## TASK TO COMPLETE
Lines holding the string "нужд" are the ones to copy from this listing.

## EXCERPTED RECORDS
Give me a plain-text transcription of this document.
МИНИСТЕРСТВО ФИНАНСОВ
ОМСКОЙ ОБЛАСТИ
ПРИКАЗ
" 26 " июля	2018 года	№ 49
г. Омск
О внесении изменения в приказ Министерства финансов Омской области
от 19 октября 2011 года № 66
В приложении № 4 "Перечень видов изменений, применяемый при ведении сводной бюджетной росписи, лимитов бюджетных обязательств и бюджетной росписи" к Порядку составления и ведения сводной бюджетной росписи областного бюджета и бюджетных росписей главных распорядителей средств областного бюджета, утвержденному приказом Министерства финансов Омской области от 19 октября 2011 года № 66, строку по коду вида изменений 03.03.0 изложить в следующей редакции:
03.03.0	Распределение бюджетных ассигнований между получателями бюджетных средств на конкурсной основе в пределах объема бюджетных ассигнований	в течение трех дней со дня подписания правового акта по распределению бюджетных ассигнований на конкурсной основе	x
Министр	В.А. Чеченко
* * *
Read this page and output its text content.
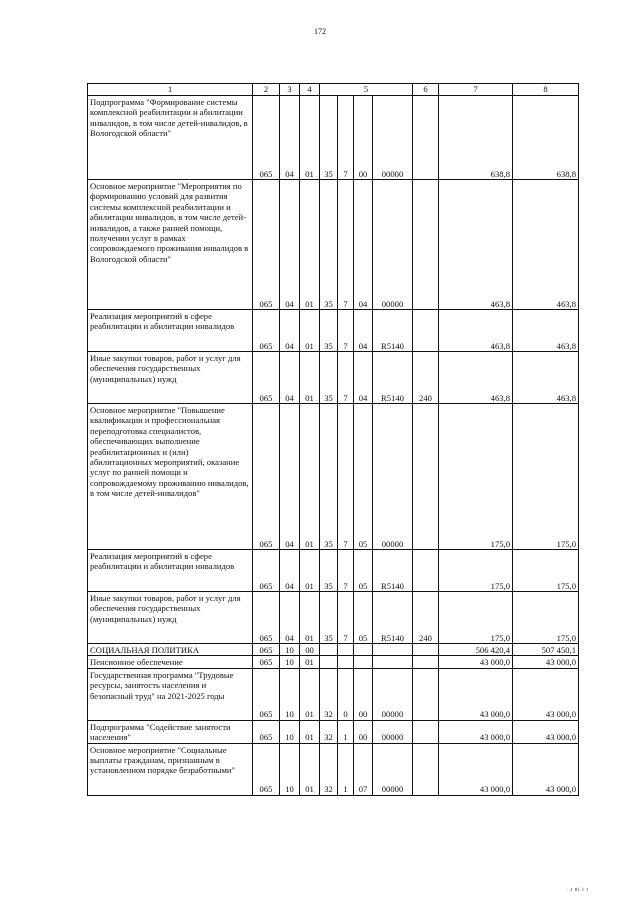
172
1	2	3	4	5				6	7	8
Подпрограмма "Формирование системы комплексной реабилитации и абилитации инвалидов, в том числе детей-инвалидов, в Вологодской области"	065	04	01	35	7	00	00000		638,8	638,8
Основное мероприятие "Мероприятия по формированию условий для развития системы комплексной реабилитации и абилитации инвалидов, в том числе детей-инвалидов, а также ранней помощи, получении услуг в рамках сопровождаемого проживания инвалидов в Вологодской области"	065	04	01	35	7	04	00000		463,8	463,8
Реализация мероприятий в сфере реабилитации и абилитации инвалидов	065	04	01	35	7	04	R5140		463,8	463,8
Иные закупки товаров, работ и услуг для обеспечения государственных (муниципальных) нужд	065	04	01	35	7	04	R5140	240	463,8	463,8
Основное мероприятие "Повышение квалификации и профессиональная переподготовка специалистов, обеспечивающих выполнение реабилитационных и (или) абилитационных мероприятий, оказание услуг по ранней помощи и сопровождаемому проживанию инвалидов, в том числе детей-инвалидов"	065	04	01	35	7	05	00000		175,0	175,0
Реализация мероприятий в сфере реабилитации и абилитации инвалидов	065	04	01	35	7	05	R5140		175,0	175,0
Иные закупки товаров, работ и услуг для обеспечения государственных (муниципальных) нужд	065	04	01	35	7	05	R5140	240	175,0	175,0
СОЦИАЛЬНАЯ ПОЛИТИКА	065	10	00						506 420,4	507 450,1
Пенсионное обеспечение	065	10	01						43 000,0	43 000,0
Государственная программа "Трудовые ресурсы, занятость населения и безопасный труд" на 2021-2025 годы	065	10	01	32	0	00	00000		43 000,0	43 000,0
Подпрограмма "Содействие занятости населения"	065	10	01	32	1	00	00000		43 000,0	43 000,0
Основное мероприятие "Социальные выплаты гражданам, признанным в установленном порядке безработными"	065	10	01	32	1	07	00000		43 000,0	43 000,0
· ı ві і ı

## TASK RESULT
Иные закупки товаров, работ и услуг для обеспечения государственных (муниципальных) нужд	065	04	01	35	7	04	R5140	240	463,8	463,8
Иные закупки товаров, работ и услуг для обеспечения государственных (муниципальных) нужд	065	04	01	35	7	05	R5140	240	175,0	175,0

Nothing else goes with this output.